WRITTEN REQUEST> All lines in the data bearing the string "type" should be identified and copied.

SUPPLIED DATA>
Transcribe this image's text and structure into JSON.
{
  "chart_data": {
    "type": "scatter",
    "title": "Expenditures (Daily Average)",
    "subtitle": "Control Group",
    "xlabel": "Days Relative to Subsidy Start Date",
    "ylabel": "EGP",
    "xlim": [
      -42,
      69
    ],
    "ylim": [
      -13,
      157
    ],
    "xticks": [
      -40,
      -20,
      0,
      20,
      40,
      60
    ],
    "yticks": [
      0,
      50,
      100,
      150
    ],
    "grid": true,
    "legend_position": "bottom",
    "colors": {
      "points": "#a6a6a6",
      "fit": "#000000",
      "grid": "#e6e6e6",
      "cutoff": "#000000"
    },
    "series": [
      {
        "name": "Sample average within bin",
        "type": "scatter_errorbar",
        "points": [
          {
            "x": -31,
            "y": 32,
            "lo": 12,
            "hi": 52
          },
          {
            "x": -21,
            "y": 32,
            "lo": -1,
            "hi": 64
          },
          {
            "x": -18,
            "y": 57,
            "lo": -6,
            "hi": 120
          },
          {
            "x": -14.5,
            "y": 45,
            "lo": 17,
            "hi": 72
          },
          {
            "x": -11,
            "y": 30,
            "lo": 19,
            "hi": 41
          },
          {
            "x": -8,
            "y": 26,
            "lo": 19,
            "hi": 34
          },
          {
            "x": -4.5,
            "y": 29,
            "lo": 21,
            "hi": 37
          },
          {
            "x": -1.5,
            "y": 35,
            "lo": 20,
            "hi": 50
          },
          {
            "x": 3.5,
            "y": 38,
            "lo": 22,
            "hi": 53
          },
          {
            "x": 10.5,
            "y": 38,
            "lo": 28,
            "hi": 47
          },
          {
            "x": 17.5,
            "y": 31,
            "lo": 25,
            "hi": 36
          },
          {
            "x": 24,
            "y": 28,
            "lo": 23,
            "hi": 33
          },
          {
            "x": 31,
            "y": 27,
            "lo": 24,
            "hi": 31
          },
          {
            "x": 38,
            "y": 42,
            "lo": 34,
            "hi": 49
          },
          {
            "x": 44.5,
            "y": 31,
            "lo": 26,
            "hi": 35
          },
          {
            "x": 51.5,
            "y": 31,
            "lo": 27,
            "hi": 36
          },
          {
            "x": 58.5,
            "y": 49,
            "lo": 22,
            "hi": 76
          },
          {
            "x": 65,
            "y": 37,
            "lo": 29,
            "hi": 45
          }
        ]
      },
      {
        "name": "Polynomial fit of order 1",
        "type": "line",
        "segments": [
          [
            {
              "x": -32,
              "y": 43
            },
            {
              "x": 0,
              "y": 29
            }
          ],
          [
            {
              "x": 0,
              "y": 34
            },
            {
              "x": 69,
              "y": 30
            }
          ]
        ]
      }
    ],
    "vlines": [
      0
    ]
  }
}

RESULT FOR THIS TASK>
    "type": "scatter",
        "type": "scatter_errorbar",
        "type": "line",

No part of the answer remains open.